### Request:
Return the records, each one exactly as written.

Records excerpted from a collection:
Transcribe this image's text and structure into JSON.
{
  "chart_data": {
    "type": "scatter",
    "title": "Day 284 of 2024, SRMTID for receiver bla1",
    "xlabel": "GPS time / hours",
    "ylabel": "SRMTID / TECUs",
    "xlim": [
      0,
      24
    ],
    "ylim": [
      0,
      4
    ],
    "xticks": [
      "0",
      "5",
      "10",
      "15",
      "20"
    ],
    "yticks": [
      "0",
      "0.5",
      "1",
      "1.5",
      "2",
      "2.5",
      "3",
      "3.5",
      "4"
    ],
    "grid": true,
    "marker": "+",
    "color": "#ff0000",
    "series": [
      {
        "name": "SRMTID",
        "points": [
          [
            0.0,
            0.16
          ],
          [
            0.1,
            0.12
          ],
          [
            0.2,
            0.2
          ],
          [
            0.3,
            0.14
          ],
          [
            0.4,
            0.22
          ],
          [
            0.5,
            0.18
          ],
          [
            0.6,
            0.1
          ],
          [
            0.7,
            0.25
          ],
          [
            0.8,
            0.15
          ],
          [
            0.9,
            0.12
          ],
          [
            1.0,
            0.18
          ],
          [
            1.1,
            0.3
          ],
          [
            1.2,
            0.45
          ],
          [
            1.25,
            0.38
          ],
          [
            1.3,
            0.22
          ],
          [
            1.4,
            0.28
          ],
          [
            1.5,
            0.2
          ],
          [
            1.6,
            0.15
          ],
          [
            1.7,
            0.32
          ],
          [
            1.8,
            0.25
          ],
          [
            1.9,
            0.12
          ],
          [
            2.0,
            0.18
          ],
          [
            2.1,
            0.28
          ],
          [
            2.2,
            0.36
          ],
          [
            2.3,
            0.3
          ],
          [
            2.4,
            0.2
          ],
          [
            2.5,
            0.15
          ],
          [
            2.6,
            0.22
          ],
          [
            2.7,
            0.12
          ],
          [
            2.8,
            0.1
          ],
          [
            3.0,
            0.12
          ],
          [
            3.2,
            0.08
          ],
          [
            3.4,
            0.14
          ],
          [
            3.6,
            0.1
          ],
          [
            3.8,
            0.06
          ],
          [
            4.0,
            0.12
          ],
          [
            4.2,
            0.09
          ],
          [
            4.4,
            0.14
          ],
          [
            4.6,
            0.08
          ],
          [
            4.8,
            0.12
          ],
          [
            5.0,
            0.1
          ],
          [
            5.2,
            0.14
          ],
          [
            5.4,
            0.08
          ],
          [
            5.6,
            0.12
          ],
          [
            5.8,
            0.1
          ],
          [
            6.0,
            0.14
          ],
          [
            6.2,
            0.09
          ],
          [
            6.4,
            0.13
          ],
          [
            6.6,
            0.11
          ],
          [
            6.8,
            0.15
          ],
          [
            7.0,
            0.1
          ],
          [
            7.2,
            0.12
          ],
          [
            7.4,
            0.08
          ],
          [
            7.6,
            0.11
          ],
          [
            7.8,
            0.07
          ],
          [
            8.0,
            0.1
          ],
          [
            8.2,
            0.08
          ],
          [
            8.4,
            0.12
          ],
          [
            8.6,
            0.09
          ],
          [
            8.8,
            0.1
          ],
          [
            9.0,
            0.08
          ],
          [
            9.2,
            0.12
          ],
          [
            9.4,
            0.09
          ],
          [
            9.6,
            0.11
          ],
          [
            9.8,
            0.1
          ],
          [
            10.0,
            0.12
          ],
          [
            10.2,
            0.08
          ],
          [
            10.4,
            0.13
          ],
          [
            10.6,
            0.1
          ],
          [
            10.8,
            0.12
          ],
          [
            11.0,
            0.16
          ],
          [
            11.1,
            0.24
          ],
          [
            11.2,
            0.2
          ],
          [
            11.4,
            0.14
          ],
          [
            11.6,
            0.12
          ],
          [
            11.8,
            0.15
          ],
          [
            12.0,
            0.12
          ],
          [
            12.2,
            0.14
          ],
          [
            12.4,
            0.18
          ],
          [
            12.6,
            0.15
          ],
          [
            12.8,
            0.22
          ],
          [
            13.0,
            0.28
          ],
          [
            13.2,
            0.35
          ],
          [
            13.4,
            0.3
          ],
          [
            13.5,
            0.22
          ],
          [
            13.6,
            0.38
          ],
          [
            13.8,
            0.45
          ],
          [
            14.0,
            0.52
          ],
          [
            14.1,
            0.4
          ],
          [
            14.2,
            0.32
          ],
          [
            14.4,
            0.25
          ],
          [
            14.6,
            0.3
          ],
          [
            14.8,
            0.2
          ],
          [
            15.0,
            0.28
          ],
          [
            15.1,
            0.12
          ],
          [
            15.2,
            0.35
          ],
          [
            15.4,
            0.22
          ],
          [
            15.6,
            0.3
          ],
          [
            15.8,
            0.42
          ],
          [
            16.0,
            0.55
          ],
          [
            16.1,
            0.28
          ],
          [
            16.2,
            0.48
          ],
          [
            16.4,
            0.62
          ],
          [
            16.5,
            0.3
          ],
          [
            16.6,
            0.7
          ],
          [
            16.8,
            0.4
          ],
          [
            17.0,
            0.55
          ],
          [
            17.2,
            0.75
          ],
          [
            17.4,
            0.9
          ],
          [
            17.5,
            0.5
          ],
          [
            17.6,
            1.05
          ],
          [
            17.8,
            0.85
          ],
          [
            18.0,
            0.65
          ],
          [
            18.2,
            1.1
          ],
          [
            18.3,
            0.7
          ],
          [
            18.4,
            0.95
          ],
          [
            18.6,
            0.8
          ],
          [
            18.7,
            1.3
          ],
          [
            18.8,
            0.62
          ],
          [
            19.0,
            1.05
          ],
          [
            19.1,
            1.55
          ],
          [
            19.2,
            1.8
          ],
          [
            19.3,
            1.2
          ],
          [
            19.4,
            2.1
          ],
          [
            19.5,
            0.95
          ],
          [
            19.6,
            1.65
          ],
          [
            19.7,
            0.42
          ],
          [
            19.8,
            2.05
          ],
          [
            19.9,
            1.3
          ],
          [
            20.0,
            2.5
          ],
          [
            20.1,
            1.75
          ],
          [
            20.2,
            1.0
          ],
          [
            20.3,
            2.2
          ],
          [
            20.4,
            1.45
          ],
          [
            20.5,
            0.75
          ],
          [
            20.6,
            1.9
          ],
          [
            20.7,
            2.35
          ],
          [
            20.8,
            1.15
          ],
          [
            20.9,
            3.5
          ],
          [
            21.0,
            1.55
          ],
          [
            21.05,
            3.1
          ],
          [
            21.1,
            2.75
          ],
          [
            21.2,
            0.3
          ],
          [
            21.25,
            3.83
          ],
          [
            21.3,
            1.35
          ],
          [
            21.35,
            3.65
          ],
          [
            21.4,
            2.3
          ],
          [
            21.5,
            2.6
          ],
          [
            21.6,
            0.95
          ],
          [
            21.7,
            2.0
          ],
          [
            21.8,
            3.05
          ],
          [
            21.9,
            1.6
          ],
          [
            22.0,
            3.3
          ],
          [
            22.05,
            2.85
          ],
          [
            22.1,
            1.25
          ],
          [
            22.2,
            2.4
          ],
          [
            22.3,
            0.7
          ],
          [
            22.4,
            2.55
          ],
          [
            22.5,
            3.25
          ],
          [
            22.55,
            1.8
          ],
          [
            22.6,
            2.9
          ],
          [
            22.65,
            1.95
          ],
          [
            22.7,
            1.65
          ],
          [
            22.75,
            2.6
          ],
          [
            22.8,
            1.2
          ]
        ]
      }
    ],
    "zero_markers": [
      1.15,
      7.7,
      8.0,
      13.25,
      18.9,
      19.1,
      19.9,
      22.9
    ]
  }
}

### Response:
Transcribe this image's text and structure into JSON.
{
  "chart_data": {
    "type": "scatter",
    "title": "Day 284 of 2024, SRMTID for receiver bla1",
    "xlabel": "GPS time / hours",
    "ylabel": "SRMTID / TECUs",
    "xlim": [
      0,
      24
    ],
    "ylim": [
      0,
      4
    ],
    "xticks": [
      "0",
      "5",
      "10",
      "15",
      "20"
    ],
    "yticks": [
      "0",
      "0.5",
      "1",
      "1.5",
      "2",
      "2.5",
      "3",
      "3.5",
      "4"
    ],
    "grid": true,
    "marker": "+",
    "color": "#ff0000",
    "series": [
      {
        "name": "SRMTID",
        "points": [
          [
            0.0,
            0.16
          ],
          [
            0.1,
            0.12
          ],
          [
            0.2,
            0.2
          ],
          [
            0.3,
            0.14
          ],
          [
            0.4,
            0.22
          ],
          [
            0.5,
            0.18
          ],
          [
            0.6,
            0.1
          ],
          [
            0.7,
            0.25
          ],
          [
            0.8,
            0.15
          ],
          [
            0.9,
            0.12
          ],
          [
            1.0,
            0.18
          ],
          [
            1.1,
            0.3
          ],
          [
            1.2,
            0.45
          ],
          [
            1.25,
            0.38
          ],
          [
            1.3,
            0.22
          ],
          [
            1.4,
            0.28
          ],
          [
            1.5,
            0.2
          ],
          [
            1.6,
            0.15
          ],
          [
            1.7,
            0.32
          ],
          [
            1.8,
            0.25
          ],
          [
            1.9,
            0.12
          ],
          [
            2.0,
            0.18
          ],
          [
            2.1,
            0.28
          ],
          [
            2.2,
            0.36
          ],
          [
            2.3,
            0.3
          ],
          [
            2.4,
            0.2
          ],
          [
            2.5,
            0.15
          ],
          [
            2.6,
            0.22
          ],
          [
            2.7,
            0.12
          ],
          [
            2.8,
            0.1
          ],
          [
            3.0,
            0.12
          ],
          [
            3.2,
            0.08
          ],
          [
            3.4,
            0.14
          ],
          [
            3.6,
            0.1
          ],
          [
            3.8,
            0.06
          ],
          [
            4.0,
            0.12
          ],
          [
            4.2,
            0.09
          ],
          [
            4.4,
            0.14
          ],
          [
            4.6,
            0.08
          ],
          [
            4.8,
            0.12
          ],
          [
            5.0,
            0.1
          ],
          [
            5.2,
            0.14
          ],
          [
            5.4,
            0.08
          ],
          [
            5.6,
            0.12
          ],
          [
            5.8,
            0.1
          ],
          [
            6.0,
            0.14
          ],
          [
            6.2,
            0.09
          ],
          [
            6.4,
            0.13
          ],
          [
            6.6,
            0.11
          ],
          [
            6.8,
            0.15
          ],
          [
            7.0,
            0.1
          ],
          [
            7.2,
            0.12
          ],
          [
            7.4,
            0.08
          ],
          [
            7.6,
            0.11
          ],
          [
            7.8,
            0.07
          ],
          [
            8.0,
            0.1
          ],
          [
            8.2,
            0.08
          ],
          [
            8.4,
            0.12
          ],
          [
            8.6,
            0.09
          ],
          [
            8.8,
            0.1
          ],
          [
            9.0,
            0.08
          ],
          [
            9.2,
            0.12
          ],
          [
            9.4,
            0.09
          ],
          [
            9.6,
            0.11
          ],
          [
            9.8,
            0.1
          ],
          [
            10.0,
            0.12
          ],
          [
            10.2,
            0.08
          ],
          [
            10.4,
            0.13
          ],
          [
            10.6,
            0.1
          ],
          [
            10.8,
            0.12
          ],
          [
            11.0,
            0.16
          ],
          [
            11.1,
            0.24
          ],
          [
            11.2,
            0.2
          ],
          [
            11.4,
            0.14
          ],
          [
            11.6,
            0.12
          ],
          [
            11.8,
            0.15
          ],
          [
            12.0,
            0.12
          ],
          [
            12.2,
            0.14
          ],
          [
            12.4,
            0.18
          ],
          [
            12.6,
            0.15
          ],
          [
            12.8,
            0.22
          ],
          [
            13.0,
            0.28
          ],
          [
            13.2,
            0.35
          ],
          [
            13.4,
            0.3
          ],
          [
            13.5,
            0.22
          ],
          [
            13.6,
            0.38
          ],
          [
            13.8,
            0.45
          ],
          [
            14.0,
            0.52
          ],
          [
            14.1,
            0.4
          ],
          [
            14.2,
            0.32
          ],
          [
            14.4,
            0.25
          ],
          [
            14.6,
            0.3
          ],
          [
            14.8,
            0.2
          ],
          [
            15.0,
            0.28
          ],
          [
            15.1,
            0.12
          ],
          [
            15.2,
            0.35
          ],
          [
            15.4,
            0.22
          ],
          [
            15.6,
            0.3
          ],
          [
            15.8,
            0.42
          ],
          [
            16.0,
            0.55
          ],
          [
            16.1,
            0.28
          ],
          [
            16.2,
            0.48
          ],
          [
            16.4,
            0.62
          ],
          [
            16.5,
            0.3
          ],
          [
            16.6,
            0.7
          ],
          [
            16.8,
            0.4
          ],
          [
            17.0,
            0.55
          ],
          [
            17.2,
            0.75
          ],
          [
            17.4,
            0.9
          ],
          [
            17.5,
            0.5
          ],
          [
            17.6,
            1.05
          ],
          [
            17.8,
            0.85
          ],
          [
            18.0,
            0.65
          ],
          [
            18.2,
            1.1
          ],
          [
            18.3,
            0.7
          ],
          [
            18.4,
            0.95
          ],
          [
            18.6,
            0.8
          ],
          [
            18.7,
            1.3
          ],
          [
            18.8,
            0.62
          ],
          [
            19.0,
            1.05
          ],
          [
            19.1,
            1.55
          ],
          [
            19.2,
            1.8
          ],
          [
            19.3,
            1.2
          ],
          [
            19.4,
            2.1
          ],
          [
            19.5,
            0.95
          ],
          [
            19.6,
            1.65
          ],
          [
            19.7,
            0.42
          ],
          [
            19.8,
            2.05
          ],
          [
            19.9,
            1.3
          ],
          [
            20.0,
            2.5
          ],
          [
            20.1,
            1.75
          ],
          [
            20.2,
            1.0
          ],
          [
            20.3,
            2.2
          ],
          [
            20.4,
            1.45
          ],
          [
            20.5,
            0.75
          ],
          [
            20.6,
            1.9
          ],
          [
            20.7,
            2.35
          ],
          [
            20.8,
            1.15
          ],
          [
            20.9,
            3.5
          ],
          [
            21.0,
            1.55
          ],
          [
            21.05,
            3.1
          ],
          [
            21.1,
            2.75
          ],
          [
            21.2,
            0.3
          ],
          [
            21.25,
            3.83
          ],
          [
            21.3,
            1.35
          ],
          [
            21.35,
            3.65
          ],
          [
            21.4,
            2.3
          ],
          [
            21.5,
            2.6
          ],
          [
            21.6,
            0.95
          ],
          [
            21.7,
            2.0
          ],
          [
            21.8,
            3.05
          ],
          [
            21.9,
            1.6
          ],
          [
            22.0,
            3.3
          ],
          [
            22.05,
            2.85
          ],
          [
            22.1,
            1.25
          ],
          [
            22.2,
            2.4
          ],
          [
            22.3,
            0.7
          ],
          [
            22.4,
            2.55
          ],
          [
            22.5,
            3.25
          ],
          [
            22.55,
            1.8
          ],
          [
            22.6,
            2.9
          ],
          [
            22.65,
            1.95
          ],
          [
            22.7,
            1.65
          ],
          [
            22.75,
            2.6
          ],
          [
            22.8,
            1.2
          ]
        ]
      }
    ],
    "zero_markers": [
      1.15,
      7.7,
      8.0,
      13.25,
      18.9,
      19.1,
      19.9,
      22.9
    ]
  }
}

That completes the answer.